* Start Rows *

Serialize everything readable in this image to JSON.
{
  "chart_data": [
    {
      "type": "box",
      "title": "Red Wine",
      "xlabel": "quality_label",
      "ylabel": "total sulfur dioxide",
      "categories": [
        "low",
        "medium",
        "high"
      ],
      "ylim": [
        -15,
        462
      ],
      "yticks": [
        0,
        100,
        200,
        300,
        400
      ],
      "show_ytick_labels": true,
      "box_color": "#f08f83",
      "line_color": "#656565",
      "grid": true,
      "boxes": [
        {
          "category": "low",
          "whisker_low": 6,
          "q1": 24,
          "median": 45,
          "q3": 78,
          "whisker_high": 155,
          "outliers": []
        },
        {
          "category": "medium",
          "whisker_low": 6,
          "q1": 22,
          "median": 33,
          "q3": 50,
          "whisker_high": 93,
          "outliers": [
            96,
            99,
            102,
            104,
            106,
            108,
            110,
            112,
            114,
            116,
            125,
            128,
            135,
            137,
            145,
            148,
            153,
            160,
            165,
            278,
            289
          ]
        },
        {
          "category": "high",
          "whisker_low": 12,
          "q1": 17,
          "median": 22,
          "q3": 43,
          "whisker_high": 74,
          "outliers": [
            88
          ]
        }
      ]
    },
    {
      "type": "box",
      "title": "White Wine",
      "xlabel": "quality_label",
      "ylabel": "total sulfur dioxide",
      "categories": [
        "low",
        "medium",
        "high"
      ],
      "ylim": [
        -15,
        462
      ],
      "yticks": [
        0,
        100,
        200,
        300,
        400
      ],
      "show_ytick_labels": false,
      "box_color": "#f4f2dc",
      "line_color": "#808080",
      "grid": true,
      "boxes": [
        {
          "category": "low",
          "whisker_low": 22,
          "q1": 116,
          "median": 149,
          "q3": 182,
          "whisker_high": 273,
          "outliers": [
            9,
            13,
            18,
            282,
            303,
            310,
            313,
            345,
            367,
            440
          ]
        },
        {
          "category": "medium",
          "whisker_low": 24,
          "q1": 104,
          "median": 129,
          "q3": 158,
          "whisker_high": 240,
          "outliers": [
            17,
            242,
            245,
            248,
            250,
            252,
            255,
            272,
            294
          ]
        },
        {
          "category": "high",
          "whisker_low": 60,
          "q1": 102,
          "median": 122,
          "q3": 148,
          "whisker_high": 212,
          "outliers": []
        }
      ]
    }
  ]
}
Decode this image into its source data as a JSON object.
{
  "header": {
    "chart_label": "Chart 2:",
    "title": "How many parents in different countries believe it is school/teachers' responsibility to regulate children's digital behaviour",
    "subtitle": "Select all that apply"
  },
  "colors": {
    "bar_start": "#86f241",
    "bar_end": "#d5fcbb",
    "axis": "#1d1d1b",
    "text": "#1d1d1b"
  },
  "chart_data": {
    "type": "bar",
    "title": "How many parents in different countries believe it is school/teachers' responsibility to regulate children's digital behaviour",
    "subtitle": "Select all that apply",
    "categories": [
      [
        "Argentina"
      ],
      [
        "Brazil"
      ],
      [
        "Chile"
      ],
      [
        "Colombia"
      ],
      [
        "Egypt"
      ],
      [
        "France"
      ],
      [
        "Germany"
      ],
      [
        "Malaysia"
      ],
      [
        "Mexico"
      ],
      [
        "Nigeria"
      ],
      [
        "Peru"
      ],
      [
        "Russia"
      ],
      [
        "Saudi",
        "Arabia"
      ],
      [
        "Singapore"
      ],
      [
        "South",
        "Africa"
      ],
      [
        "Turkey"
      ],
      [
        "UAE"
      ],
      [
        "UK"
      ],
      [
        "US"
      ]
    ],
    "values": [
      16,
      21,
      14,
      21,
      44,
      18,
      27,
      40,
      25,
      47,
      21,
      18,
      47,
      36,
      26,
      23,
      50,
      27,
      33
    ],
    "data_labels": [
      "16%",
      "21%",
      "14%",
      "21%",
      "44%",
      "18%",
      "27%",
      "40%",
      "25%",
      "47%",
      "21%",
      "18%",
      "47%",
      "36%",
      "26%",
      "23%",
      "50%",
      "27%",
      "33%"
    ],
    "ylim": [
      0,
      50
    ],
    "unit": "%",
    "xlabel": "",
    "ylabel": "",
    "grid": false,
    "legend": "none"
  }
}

* End Rows *

■ Exercise directions
From the data, list each line in which the string "that" appears.

■ Written answer
    "subtitle": "Select all that apply"
    "subtitle": "Select all that apply",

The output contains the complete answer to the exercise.